- **PROBLEM DESCRIPTION**: Below are some records. Pull every line that contains the word "order".

- **GIVEN RECORDS**:

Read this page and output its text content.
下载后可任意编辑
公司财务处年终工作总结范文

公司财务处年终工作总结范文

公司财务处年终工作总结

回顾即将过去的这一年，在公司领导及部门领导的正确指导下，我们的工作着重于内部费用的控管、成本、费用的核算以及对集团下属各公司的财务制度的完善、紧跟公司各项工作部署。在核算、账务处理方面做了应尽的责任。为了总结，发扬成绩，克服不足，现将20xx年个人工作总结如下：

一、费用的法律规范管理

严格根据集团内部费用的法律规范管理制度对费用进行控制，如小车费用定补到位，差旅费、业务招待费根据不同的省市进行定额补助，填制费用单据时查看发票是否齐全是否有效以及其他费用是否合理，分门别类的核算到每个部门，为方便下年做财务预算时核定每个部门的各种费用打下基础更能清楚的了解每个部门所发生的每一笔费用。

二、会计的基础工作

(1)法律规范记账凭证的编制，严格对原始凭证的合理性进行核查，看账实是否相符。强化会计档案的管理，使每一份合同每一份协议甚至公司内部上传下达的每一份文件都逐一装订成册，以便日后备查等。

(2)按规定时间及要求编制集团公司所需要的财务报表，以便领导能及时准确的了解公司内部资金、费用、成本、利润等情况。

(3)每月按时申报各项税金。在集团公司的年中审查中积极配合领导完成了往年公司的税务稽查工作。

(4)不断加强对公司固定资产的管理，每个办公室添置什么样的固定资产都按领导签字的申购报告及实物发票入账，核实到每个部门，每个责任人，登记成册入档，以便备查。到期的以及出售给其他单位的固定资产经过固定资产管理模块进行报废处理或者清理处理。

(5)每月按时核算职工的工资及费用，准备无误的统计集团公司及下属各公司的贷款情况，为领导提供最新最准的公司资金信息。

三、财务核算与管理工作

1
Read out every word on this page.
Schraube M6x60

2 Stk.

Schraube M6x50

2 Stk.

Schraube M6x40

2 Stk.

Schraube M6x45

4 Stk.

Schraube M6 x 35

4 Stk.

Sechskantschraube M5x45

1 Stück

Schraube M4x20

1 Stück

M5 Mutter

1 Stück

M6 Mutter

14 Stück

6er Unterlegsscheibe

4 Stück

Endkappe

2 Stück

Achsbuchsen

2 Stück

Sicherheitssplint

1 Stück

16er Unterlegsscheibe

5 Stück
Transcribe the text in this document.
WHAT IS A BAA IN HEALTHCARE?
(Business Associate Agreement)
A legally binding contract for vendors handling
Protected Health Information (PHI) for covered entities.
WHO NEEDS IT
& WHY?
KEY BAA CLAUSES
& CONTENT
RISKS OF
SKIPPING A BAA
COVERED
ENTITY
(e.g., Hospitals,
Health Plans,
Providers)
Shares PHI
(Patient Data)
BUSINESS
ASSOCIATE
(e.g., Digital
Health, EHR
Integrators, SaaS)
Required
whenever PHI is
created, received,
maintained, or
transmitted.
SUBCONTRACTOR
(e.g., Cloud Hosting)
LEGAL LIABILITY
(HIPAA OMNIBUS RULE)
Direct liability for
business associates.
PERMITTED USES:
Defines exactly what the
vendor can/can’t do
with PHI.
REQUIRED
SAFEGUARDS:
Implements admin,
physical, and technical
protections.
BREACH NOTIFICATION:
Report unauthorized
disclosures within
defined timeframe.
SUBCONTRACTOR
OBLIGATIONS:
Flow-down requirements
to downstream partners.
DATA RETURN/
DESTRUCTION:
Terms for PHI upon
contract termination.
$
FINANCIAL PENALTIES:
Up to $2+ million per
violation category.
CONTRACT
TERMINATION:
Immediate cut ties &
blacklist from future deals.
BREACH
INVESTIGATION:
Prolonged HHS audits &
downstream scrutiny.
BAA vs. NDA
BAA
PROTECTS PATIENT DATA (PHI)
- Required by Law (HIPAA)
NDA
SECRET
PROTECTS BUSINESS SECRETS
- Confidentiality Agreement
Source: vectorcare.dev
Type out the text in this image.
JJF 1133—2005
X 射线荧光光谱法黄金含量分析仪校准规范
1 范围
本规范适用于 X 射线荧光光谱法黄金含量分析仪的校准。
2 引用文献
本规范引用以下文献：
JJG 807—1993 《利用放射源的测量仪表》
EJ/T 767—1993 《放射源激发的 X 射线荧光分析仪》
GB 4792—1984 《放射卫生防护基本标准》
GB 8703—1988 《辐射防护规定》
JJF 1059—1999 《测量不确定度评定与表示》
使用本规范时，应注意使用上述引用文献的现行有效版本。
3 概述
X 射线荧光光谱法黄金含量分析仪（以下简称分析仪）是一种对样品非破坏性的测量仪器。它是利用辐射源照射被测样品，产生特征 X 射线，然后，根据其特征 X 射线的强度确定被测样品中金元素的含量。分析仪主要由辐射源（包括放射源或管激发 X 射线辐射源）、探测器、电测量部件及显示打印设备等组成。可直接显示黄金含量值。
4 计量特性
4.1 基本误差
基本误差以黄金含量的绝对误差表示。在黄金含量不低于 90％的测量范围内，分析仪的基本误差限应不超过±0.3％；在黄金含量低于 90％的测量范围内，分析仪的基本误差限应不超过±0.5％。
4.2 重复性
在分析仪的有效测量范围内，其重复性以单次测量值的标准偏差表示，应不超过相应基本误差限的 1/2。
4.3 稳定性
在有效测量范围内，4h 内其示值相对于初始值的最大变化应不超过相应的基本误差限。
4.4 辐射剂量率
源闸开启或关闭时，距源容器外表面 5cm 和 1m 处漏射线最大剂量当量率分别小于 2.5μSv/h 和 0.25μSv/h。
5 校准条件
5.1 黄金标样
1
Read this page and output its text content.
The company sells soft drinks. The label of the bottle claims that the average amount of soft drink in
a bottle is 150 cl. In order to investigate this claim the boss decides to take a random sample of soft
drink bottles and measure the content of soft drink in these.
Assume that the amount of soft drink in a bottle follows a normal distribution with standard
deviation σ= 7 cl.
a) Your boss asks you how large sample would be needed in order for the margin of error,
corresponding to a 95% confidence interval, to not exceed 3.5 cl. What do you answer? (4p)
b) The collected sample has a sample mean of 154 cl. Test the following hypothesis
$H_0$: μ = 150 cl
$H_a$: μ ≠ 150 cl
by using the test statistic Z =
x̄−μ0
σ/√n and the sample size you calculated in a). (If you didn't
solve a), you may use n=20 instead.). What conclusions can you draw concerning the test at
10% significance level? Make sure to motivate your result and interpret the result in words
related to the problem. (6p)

- **TASK SOLUTION**:
a bottle is 150 cl. In order to investigate this claim the boss decides to take a random sample of soft
a) Your boss asks you how large sample would be needed in order for the margin of error,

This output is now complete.